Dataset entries
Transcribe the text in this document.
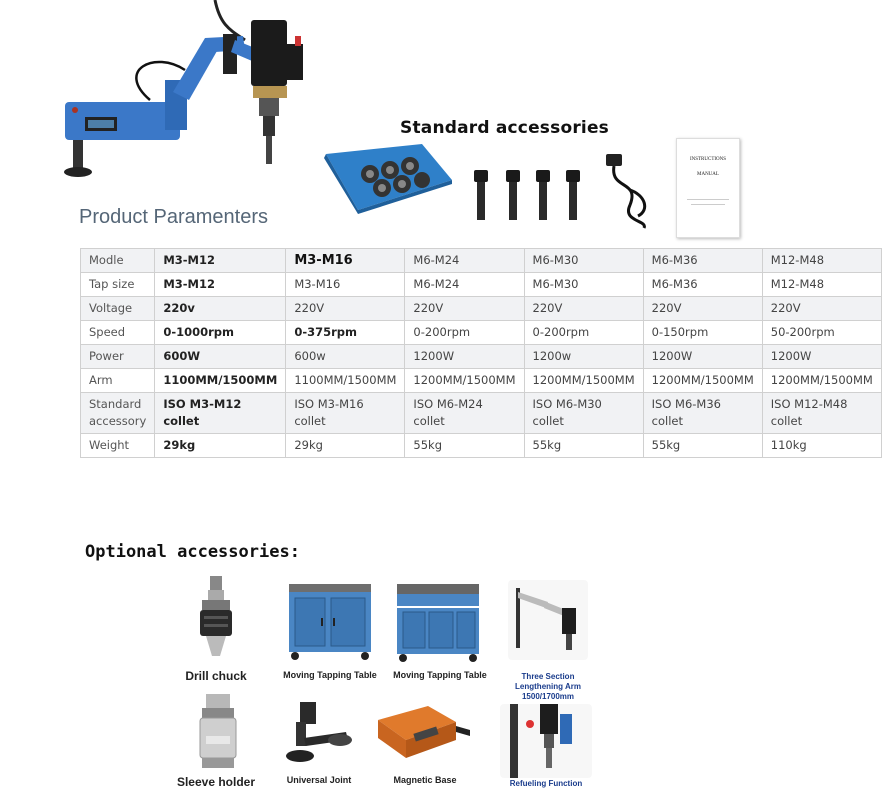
Standard accessories
INSTRUCTIONS
MANUAL
Product Paramenters
Modle	M3-M12	M3-M16	M6-M24	M6-M30	M6-M36	M12-M48
Tap size	M3-M12	M3-M16	M6-M24	M6-M30	M6-M36	M12-M48
Voltage	220v	220V	220V	220V	220V	220V
Speed	0-1000rpm	0-375rpm	0-200rpm	0-200rpm	0-150rpm	50-200rpm
Power	600W	600w	1200W	1200w	1200W	1200W
Arm	1100MM/1500MM	1100MM/1500MM	1200MM/1500MM	1200MM/1500MM	1200MM/1500MM	1200MM/1500MM
Standard accessory	ISO M3-M12 collet	ISO M3-M16 collet	ISO M6-M24 collet	ISO M6-M30 collet	ISO M6-M36 collet	ISO M12-M48 collet
Weight	29kg	29kg	55kg	55kg	55kg	110kg
Optional accessories:
Drill chuck	Moving Tapping Table	Moving Tapping Table	Three Section
Lengthening Arm
1500/1700mm
Sleeve holder	Universal Joint	Magnetic Base	Refueling Function
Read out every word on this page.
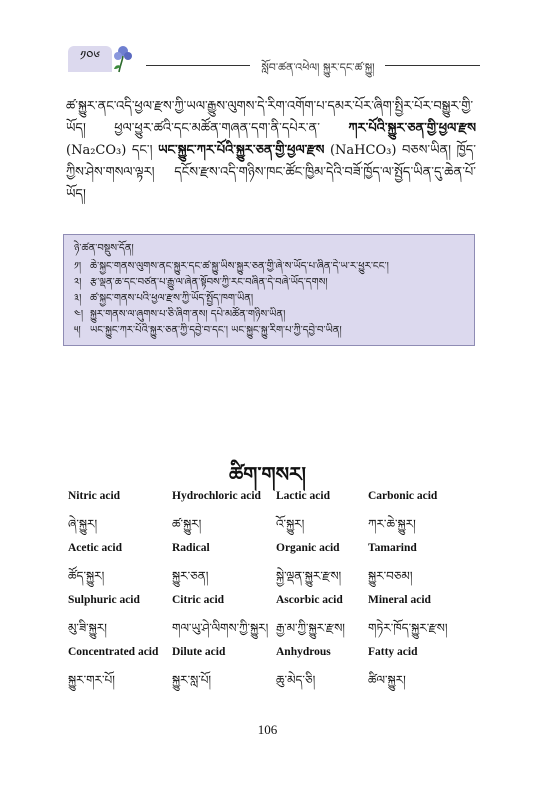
༡༠༦
སློབ་ཚན་འཕེལ། སྐྱུར་དང་ཚ་སྐྱུ།
ཚ་སྐྱུར་ནང་འདི་ཕྱལ་རྫས་ཀྱི་ཡལ་རྒྱུས་ལུགས་དེ་རིག་འགོག་པ་དམར་པོར་ཞིག་སྤྱིར་པོར་བསྒྱུར་གྱི་ཡོད། ཕྱལ་ཕྱུར་ཚའི་དང་མཚོན་གཞན་དག་ནི་དཔེར་ན་ ཀར་པོའི་སྐྱུར་ཅན་གྱི་ཕྱལ་རྫས (Na₂CO₃) དང་། ཡང་སྐྱུང་ཀར་པོའི་སྐྱུར་ཅན་གྱི་ཕྱལ་རྫས (NaHCO₃) བཅས་ཡིན། ཁྱོད་ཀྱིས་ཤེས་གསལ་ལྟར། དངོས་རྫས་འདི་གཉིས་ཁང་ཚོང་ཁྱིམ་དེའི་བཟོ་ཁྱོད་ལ་སྤྱོད་ཡིན་དུ་ཆེན་པོ་ཡོད།
ཉེ་ཚན་བསྡུས་དོན།
༡། ཆེ་སྐྱང་གནས་ལུགས་ནང་སྐྱུར་དང་ཚ་སྐྱུ་ཡིས་སྐྱུར་ཅན་གྱི་ཞེ་ས་ཡོད་པ་ཞིན་དེ་ཡ་ར་ཕྱུར་ངང་།
༢། རྩ་ལྡན་ཆ་དང་བཙན་པ་རྒྱུ་ལ་ཞེན་སྟོབས་ཀྱི་རང་བཞིན་དེ་བཞེ་ཡོད་དགས།
༣། ཚ་སྐྱང་གནས་པའི་ཕྱལ་རྫས་ཀྱི་ཡོད་སྤྱོད་ཁག་ཡིན།
༤། སྐྱུར་གནས་ལ་ཞུགས་པ་ཅི་ཞིག་ནས། དཔེ་མཚོན་གཉིས་ཡིན།
༥། ཡང་སྐྱུང་ཀར་པོའི་སྐྱུར་ཅན་ཀྱི་དབྱེ་བ་དང་། ཡང་སྐྱུང་སྐྱུ་རིག་པ་ཀྱི་དབྱེ་བ་ཡིན།
ཚིག་གསར།
Nitric acid
ཞེ་སྐྱུར།
Hydrochloric acid
ཚ་སྐྱུར།
Lactic acid
འོ་སྐྱུར།
Carbonic acid
ཀར་ཆེ་སྐྱུར།
Acetic acid
ཚོད་སྐྱུར།
Radical
སྐྱུར་ཅན།
Organic acid
སྐྱེ་ལྡན་སྐྱུར་རྫས།
Tamarind
སྐྱུར་བཅམ།
Sulphuric acid
མུ་ཟི་སྐྱུར།
Citric acid
གལ་ཡུ་ཤེ་ལིགས་ཀྱི་སྐྱུར།
Ascorbic acid
རྒྱ་མ་ཀྱི་སྐྱུར་རྫས།
Mineral acid
གཏེར་ཁོད་སྐྱུར་རྫས།
Concentrated acid
སྐྱུར་གར་པོ།
Dilute acid
སྐྱུར་སླ་པོ།
Anhydrous
ཆུ་མེད་ཅི།
Fatty acid
ཚིལ་སྐྱུར།
106
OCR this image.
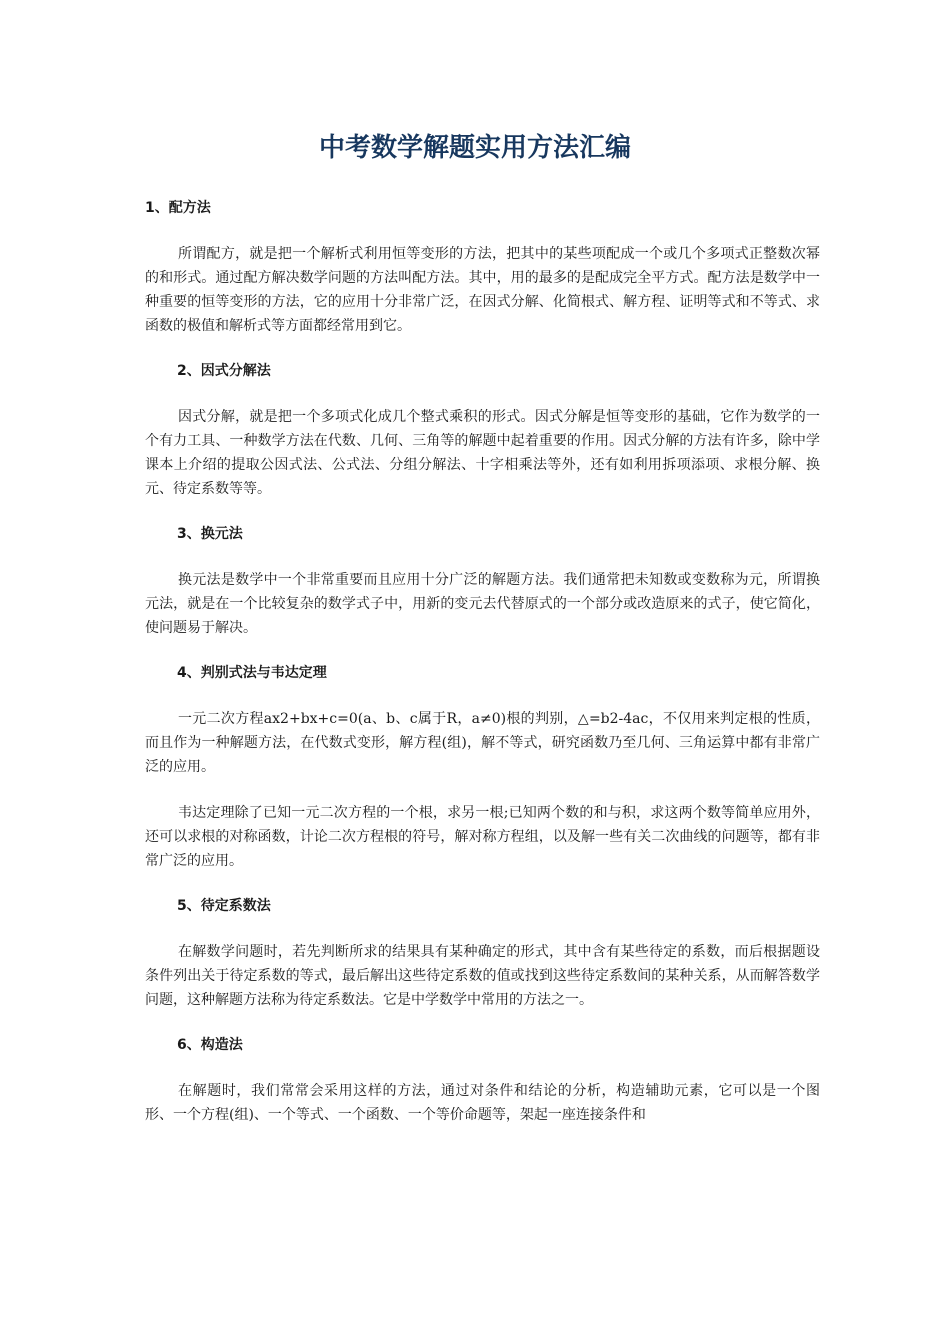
中考数学解题实用方法汇编

1、配方法

所谓配方，就是把一个解析式利用恒等变形的方法，把其中的某些项配成一个或几个多项式正整数次幂的和形式。通过配方解决数学问题的方法叫配方法。其中，用的最多的是配成完全平方式。配方法是数学中一种重要的恒等变形的方法，它的应用十分非常广泛，在因式分解、化简根式、解方程、证明等式和不等式、求函数的极值和解析式等方面都经常用到它。

2、因式分解法

因式分解，就是把一个多项式化成几个整式乘积的形式。因式分解是恒等变形的基础，它作为数学的一个有力工具、一种数学方法在代数、几何、三角等的解题中起着重要的作用。因式分解的方法有许多，除中学课本上介绍的提取公因式法、公式法、分组分解法、十字相乘法等外，还有如利用拆项添项、求根分解、换元、待定系数等等。

3、换元法

换元法是数学中一个非常重要而且应用十分广泛的解题方法。我们通常把未知数或变数称为元，所谓换元法，就是在一个比较复杂的数学式子中，用新的变元去代替原式的一个部分或改造原来的式子，使它简化，使问题易于解决。

4、判别式法与韦达定理

一元二次方程ax2+bx+c=0(a、b、c属于R，a≠0)根的判别，△=b2-4ac，不仅用来判定根的性质，而且作为一种解题方法，在代数式变形，解方程(组)，解不等式，研究函数乃至几何、三角运算中都有非常广泛的应用。

韦达定理除了已知一元二次方程的一个根，求另一根;已知两个数的和与积，求这两个数等简单应用外，还可以求根的对称函数，计论二次方程根的符号，解对称方程组，以及解一些有关二次曲线的问题等，都有非常广泛的应用。

5、待定系数法

在解数学问题时，若先判断所求的结果具有某种确定的形式，其中含有某些待定的系数，而后根据题设条件列出关于待定系数的等式，最后解出这些待定系数的值或找到这些待定系数间的某种关系，从而解答数学问题，这种解题方法称为待定系数法。它是中学数学中常用的方法之一。

6、构造法

在解题时，我们常常会采用这样的方法，通过对条件和结论的分析，构造辅助元素，它可以是一个图形、一个方程(组)、一个等式、一个函数、一个等价命题等，架起一座连接条件和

▸ **What the task asks**
Extract all lines that hold the word "accessories".

▸ **Solution to this task**
Standard accessories
Optional accessories:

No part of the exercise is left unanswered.